_DATA FOR THIS TASK_:
::::

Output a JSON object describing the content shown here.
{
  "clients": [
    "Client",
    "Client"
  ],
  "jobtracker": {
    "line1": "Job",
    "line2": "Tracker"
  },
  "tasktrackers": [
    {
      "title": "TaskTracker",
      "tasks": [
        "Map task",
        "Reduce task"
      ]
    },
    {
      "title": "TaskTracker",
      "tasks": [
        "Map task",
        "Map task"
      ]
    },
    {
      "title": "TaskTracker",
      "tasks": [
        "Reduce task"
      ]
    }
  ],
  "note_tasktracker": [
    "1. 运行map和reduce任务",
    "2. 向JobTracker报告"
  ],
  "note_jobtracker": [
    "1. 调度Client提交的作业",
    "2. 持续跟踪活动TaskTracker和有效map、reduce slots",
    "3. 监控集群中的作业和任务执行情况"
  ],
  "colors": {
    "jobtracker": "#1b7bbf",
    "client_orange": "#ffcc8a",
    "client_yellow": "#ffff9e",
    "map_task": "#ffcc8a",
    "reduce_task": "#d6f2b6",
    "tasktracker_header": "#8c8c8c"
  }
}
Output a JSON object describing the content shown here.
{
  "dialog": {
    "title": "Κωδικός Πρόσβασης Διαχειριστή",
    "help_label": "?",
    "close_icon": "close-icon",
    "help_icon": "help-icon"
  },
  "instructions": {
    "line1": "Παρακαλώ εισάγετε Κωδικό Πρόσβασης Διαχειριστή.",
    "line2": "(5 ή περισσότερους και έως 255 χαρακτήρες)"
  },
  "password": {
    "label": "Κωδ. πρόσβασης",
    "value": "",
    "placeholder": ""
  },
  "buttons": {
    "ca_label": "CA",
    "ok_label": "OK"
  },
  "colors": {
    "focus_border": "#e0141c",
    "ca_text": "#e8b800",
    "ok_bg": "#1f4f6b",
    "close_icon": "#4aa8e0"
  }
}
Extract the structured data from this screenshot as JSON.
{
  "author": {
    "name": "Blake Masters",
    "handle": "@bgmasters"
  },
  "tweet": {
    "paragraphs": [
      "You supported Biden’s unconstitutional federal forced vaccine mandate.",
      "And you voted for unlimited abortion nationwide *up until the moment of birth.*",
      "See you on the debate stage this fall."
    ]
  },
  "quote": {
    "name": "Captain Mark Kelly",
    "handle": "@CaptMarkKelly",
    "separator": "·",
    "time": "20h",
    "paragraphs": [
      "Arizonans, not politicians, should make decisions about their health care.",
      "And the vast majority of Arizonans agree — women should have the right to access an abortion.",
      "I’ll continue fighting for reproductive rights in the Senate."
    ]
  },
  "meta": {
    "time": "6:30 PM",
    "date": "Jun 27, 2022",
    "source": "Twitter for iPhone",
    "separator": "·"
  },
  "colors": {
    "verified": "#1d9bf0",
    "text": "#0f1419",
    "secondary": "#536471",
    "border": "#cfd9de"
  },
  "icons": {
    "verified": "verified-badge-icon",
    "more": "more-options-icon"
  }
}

::::

_OBJECTIVE_: Return every line containing "Arizonans".

_ANSWER TO THE PROBLEM_:
      "Arizonans, not politicians, should make decisions about their health care.",
      "And the vast majority of Arizonans agree — women should have the right to access an abortion.",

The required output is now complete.